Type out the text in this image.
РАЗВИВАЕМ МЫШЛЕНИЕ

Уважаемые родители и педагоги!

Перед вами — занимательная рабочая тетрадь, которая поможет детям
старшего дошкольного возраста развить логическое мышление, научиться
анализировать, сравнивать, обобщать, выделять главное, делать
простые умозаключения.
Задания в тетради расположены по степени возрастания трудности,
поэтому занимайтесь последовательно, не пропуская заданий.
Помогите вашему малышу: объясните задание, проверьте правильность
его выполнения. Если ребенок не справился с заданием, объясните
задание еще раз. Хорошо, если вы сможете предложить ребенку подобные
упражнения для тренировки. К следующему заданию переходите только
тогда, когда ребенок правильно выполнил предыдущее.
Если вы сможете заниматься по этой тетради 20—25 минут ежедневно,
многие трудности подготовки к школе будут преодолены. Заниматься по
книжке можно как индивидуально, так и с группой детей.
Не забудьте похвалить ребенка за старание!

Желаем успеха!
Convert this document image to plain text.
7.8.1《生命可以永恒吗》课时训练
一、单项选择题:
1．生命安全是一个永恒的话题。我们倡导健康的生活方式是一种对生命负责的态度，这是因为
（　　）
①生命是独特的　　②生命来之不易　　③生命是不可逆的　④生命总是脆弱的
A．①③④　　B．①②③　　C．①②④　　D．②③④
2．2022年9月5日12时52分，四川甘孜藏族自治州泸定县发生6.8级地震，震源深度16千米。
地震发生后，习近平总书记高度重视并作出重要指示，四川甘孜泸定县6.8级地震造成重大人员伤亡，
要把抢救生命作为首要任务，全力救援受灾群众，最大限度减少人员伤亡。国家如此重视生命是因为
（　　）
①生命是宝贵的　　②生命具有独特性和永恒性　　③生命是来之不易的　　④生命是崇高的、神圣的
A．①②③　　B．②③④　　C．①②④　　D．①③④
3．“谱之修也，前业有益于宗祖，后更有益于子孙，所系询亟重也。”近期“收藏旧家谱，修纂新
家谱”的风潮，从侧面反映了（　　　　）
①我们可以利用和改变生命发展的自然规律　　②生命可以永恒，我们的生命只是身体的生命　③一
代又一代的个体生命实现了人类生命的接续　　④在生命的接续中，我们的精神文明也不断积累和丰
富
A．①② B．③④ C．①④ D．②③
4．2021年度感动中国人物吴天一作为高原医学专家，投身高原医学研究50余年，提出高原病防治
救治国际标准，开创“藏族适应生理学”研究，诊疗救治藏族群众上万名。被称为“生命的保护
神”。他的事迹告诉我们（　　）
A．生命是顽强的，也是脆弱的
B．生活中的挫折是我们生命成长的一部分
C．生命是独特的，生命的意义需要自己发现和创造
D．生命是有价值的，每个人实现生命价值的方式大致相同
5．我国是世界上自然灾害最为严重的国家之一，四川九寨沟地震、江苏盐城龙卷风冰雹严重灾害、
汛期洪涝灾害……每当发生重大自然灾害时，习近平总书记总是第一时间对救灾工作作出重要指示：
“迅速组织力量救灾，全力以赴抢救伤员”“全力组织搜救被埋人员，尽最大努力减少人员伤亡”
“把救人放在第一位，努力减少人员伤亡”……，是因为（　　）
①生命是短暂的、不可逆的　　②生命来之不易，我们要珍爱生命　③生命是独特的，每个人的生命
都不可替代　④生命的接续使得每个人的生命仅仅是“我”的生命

----------

Set problem: Write out once more the lines above beginning at the line with "Convert this document image to plain text."; continue through the final line and stop there.

Right answer:
Convert this document image to plain text.
7.8.1《生命可以永恒吗》课时训练
一、单项选择题:
1．生命安全是一个永恒的话题。我们倡导健康的生活方式是一种对生命负责的态度，这是因为
（　　）
①生命是独特的　　②生命来之不易　　③生命是不可逆的　④生命总是脆弱的
A．①③④　　B．①②③　　C．①②④　　D．②③④
2．2022年9月5日12时52分，四川甘孜藏族自治州泸定县发生6.8级地震，震源深度16千米。
地震发生后，习近平总书记高度重视并作出重要指示，四川甘孜泸定县6.8级地震造成重大人员伤亡，
要把抢救生命作为首要任务，全力救援受灾群众，最大限度减少人员伤亡。国家如此重视生命是因为
（　　）
①生命是宝贵的　　②生命具有独特性和永恒性　　③生命是来之不易的　　④生命是崇高的、神圣的
A．①②③　　B．②③④　　C．①②④　　D．①③④
3．“谱之修也，前业有益于宗祖，后更有益于子孙，所系询亟重也。”近期“收藏旧家谱，修纂新
家谱”的风潮，从侧面反映了（　　　　）
①我们可以利用和改变生命发展的自然规律　　②生命可以永恒，我们的生命只是身体的生命　③一
代又一代的个体生命实现了人类生命的接续　　④在生命的接续中，我们的精神文明也不断积累和丰
富
A．①② B．③④ C．①④ D．②③
4．2021年度感动中国人物吴天一作为高原医学专家，投身高原医学研究50余年，提出高原病防治
救治国际标准，开创“藏族适应生理学”研究，诊疗救治藏族群众上万名。被称为“生命的保护
神”。他的事迹告诉我们（　　）
A．生命是顽强的，也是脆弱的
B．生活中的挫折是我们生命成长的一部分
C．生命是独特的，生命的意义需要自己发现和创造
D．生命是有价值的，每个人实现生命价值的方式大致相同
5．我国是世界上自然灾害最为严重的国家之一，四川九寨沟地震、江苏盐城龙卷风冰雹严重灾害、
汛期洪涝灾害……每当发生重大自然灾害时，习近平总书记总是第一时间对救灾工作作出重要指示：
“迅速组织力量救灾，全力以赴抢救伤员”“全力组织搜救被埋人员，尽最大努力减少人员伤亡”
“把救人放在第一位，努力减少人员伤亡”……，是因为（　　）
①生命是短暂的、不可逆的　　②生命来之不易，我们要珍爱生命　③生命是独特的，每个人的生命
都不可替代　④生命的接续使得每个人的生命仅仅是“我”的生命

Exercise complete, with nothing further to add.